BEGIN
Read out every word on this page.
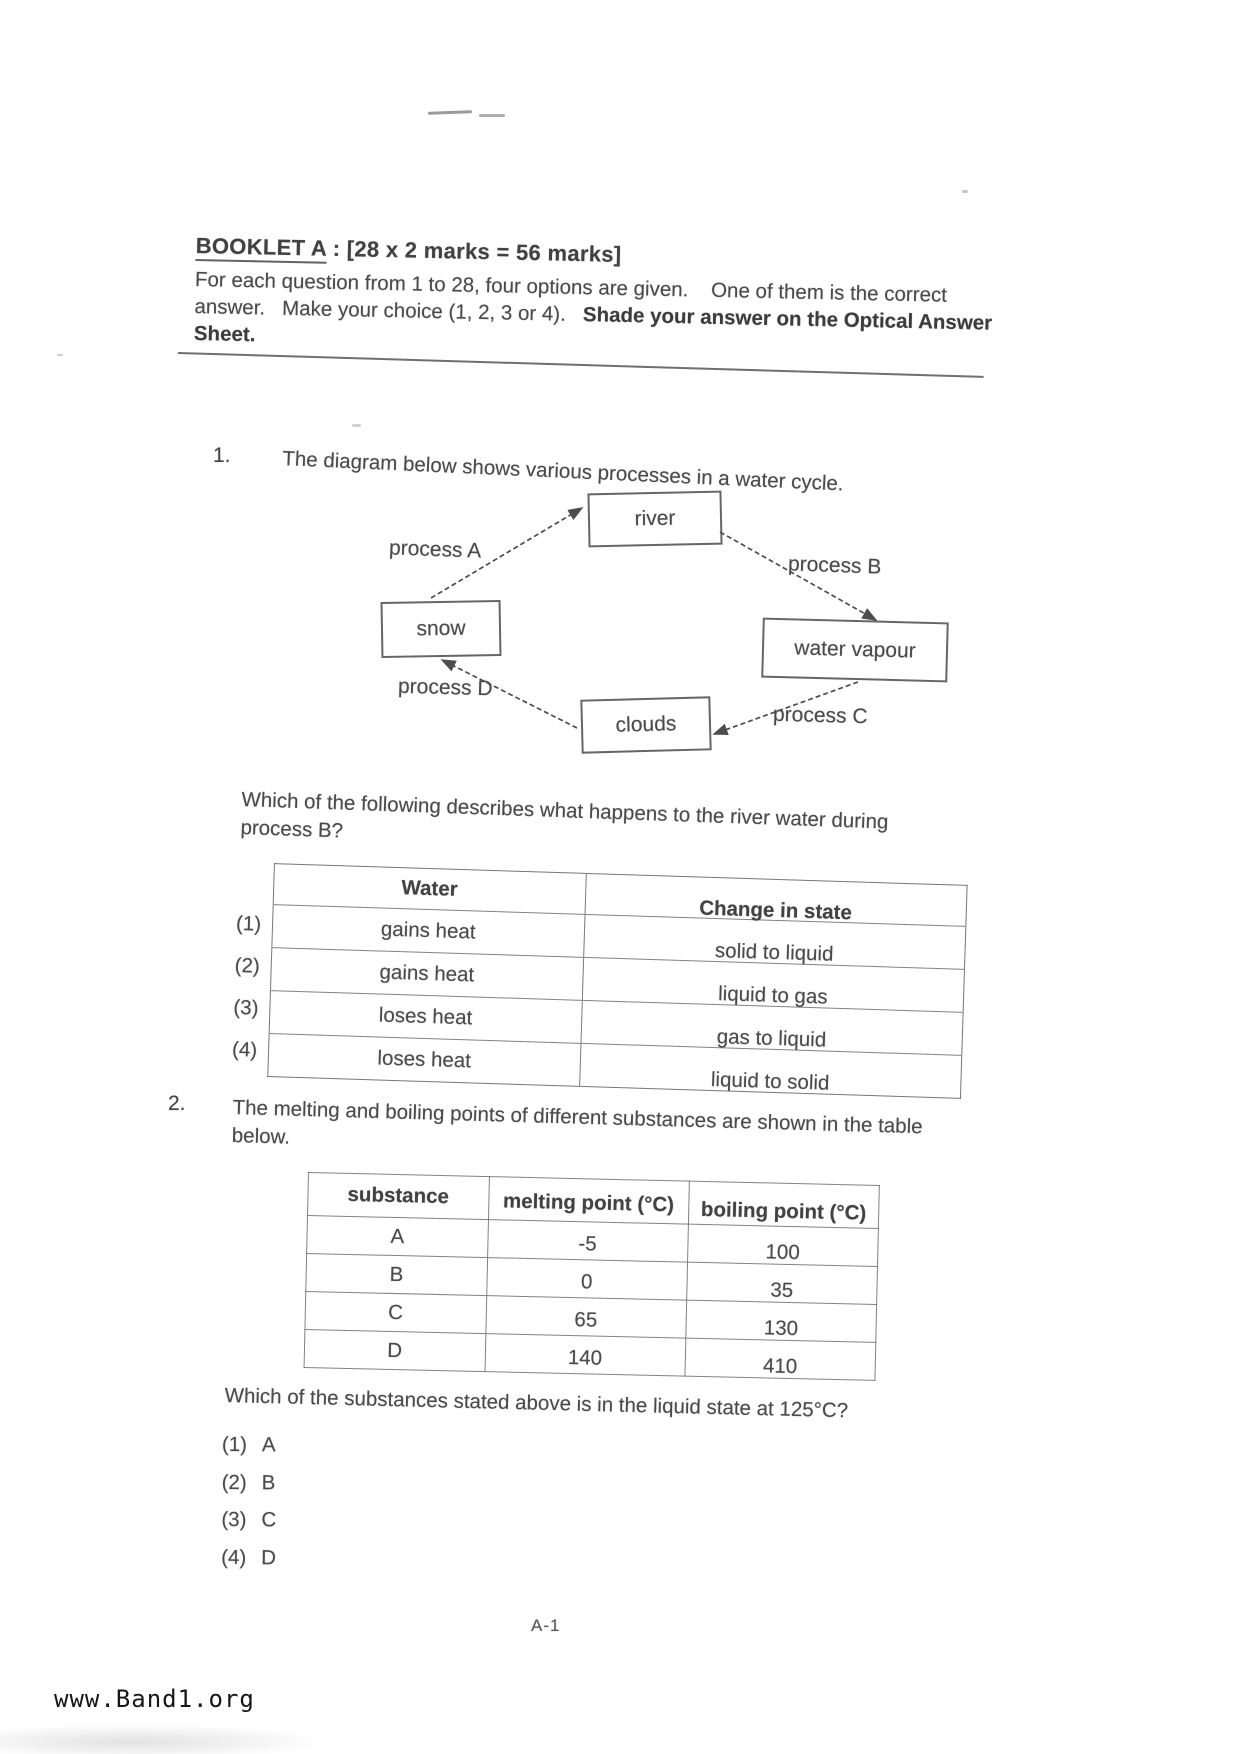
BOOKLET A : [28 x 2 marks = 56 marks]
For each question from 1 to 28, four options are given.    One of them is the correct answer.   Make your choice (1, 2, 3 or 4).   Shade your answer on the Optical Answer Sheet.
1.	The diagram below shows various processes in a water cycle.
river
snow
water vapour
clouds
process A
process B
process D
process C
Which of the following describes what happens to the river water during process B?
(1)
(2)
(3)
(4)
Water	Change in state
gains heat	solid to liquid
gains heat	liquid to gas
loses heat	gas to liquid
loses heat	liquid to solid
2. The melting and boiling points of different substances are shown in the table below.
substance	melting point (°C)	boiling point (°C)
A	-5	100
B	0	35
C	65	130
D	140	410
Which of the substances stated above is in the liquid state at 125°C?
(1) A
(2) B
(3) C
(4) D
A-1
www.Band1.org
END
# TASK GOAL
Print every entry above again without changing a word, and omit the pictures.

# OUTPUT FOR THIS EXERCISE
Read out every word on this page.
BOOKLET A : [28 x 2 marks = 56 marks]
For each question from 1 to 28, four options are given.    One of them is the correct answer.   Make your choice (1, 2, 3 or 4).   Shade your answer on the Optical Answer Sheet.
1.	The diagram below shows various processes in a water cycle.
river
snow
water vapour
clouds
process A
process B
process D
process C
Which of the following describes what happens to the river water during process B?
(1)
(2)
(3)
(4)
Water	Change in state
gains heat	solid to liquid
gains heat	liquid to gas
loses heat	gas to liquid
loses heat	liquid to solid
2. The melting and boiling points of different substances are shown in the table below.
substance	melting point (°C)	boiling point (°C)
A	-5	100
B	0	35
C	65	130
D	140	410
Which of the substances stated above is in the liquid state at 125°C?
(1) A
(2) B
(3) C
(4) D
A-1
www.Band1.org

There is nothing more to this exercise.